* start *
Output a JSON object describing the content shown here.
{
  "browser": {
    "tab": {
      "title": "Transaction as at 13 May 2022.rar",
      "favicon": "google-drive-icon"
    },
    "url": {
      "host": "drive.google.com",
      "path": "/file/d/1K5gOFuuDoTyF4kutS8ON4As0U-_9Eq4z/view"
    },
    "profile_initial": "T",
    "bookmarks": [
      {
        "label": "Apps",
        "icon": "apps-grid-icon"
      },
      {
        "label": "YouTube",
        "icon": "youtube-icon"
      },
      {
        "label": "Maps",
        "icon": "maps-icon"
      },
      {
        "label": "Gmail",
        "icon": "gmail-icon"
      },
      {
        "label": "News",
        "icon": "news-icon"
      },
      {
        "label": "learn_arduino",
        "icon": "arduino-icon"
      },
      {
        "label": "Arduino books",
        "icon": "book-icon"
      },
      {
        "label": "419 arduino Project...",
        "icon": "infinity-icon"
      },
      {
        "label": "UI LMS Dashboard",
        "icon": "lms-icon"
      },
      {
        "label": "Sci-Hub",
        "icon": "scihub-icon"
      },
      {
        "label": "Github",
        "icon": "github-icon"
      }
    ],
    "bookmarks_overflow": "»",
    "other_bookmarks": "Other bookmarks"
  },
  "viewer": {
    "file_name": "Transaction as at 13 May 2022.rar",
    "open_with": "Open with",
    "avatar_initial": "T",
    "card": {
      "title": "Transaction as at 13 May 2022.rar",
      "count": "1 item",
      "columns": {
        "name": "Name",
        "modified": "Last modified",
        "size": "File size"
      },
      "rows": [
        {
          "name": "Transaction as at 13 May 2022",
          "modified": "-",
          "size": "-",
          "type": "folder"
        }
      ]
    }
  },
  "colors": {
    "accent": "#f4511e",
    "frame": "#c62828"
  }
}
* end *
In the records above, tally the lines where the word "drive" appears, and give the number and nothing else.

2